*THE REQUEST*.
Identify all lines of the data containing the string "assigned" and copy them.

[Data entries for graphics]
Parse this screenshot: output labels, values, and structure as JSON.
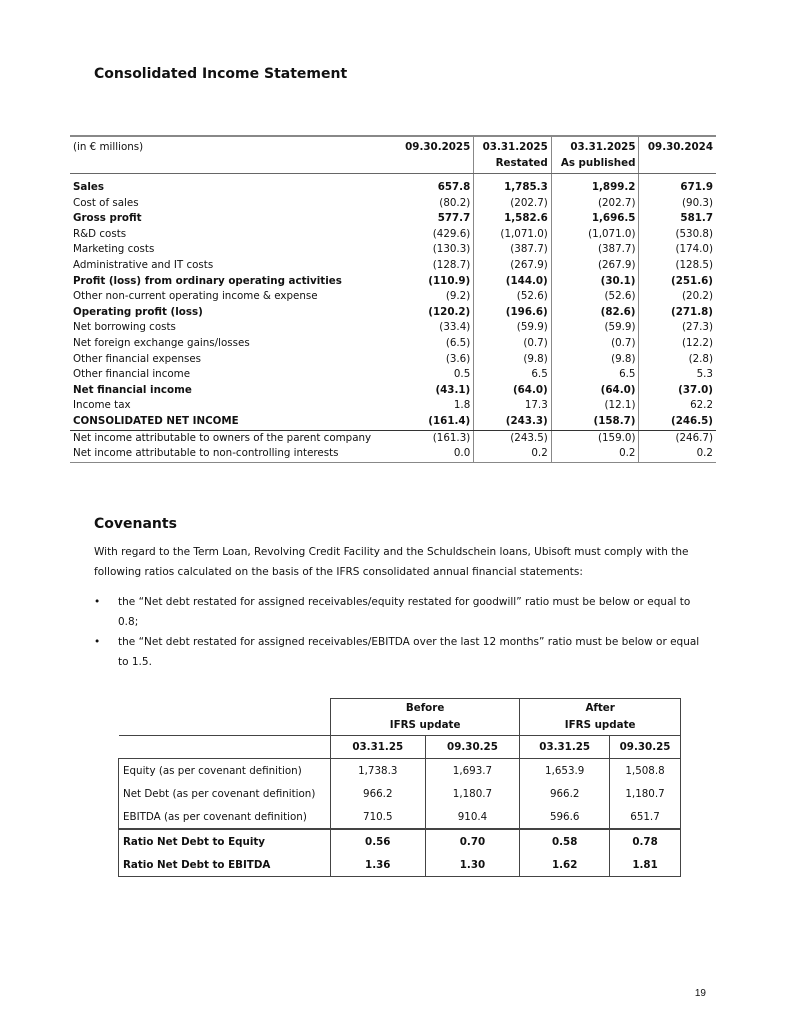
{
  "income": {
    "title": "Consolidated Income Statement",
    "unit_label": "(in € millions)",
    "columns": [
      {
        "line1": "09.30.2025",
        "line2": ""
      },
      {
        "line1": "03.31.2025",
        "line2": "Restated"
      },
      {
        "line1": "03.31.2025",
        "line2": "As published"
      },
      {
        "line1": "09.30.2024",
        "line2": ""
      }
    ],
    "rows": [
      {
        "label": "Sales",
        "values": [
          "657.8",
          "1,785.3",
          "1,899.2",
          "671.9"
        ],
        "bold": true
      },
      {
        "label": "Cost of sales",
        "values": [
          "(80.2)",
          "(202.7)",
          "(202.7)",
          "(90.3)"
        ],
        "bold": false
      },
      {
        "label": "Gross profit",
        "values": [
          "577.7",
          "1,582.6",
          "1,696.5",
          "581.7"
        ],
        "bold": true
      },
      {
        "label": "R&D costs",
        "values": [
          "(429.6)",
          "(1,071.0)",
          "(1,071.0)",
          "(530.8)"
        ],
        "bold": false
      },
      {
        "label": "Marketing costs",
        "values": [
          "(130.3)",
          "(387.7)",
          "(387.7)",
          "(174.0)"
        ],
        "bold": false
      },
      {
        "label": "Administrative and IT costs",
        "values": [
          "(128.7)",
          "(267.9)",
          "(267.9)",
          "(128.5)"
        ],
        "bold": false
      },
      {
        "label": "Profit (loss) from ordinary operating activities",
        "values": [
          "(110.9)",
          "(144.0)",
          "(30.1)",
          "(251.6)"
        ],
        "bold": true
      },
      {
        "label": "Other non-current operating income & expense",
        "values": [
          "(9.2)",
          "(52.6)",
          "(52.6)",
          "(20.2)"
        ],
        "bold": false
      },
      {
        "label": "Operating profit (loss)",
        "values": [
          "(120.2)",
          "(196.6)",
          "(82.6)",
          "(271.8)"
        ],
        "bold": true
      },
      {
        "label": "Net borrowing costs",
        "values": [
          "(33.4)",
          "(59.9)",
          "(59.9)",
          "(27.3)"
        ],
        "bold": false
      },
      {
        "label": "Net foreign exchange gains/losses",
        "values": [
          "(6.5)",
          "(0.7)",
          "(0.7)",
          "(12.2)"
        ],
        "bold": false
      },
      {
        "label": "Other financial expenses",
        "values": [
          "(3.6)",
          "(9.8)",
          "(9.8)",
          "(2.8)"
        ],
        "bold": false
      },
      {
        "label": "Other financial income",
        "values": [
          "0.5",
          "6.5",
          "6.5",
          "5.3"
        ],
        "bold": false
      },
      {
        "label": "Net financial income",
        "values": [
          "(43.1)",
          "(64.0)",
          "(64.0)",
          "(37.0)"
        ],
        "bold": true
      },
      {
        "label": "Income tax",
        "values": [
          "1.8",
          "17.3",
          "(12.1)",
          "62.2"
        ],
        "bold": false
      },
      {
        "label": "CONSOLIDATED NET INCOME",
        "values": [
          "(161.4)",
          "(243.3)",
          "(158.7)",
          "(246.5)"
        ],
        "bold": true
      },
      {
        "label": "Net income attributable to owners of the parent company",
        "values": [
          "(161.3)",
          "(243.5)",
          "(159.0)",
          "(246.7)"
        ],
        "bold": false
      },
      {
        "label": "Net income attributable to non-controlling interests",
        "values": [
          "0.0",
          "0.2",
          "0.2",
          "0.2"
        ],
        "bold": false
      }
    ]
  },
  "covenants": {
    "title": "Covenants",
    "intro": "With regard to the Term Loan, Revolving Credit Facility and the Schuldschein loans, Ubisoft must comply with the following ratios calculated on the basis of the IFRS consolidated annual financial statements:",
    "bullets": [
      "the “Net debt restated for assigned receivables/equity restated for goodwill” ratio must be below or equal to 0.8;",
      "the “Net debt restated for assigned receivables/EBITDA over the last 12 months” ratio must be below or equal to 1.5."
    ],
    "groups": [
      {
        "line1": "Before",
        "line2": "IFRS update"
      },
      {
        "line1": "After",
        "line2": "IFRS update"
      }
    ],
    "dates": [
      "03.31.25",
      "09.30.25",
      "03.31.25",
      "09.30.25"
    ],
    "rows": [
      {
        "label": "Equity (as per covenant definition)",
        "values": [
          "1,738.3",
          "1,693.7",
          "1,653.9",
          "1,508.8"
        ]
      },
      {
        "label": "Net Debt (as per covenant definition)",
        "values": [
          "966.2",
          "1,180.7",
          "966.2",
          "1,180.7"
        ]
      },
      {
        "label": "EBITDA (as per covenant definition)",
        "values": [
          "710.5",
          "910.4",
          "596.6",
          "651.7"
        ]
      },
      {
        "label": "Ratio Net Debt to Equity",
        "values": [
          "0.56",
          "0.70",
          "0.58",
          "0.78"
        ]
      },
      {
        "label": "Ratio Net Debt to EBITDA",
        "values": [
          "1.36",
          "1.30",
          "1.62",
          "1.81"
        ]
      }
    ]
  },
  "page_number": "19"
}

*WRITTEN ANSWER*.
      "the “Net debt restated for assigned receivables/equity restated for goodwill” ratio must be below or equal to 0.8;",
      "the “Net debt restated for assigned receivables/EBITDA over the last 12 months” ratio must be below or equal to 1.5."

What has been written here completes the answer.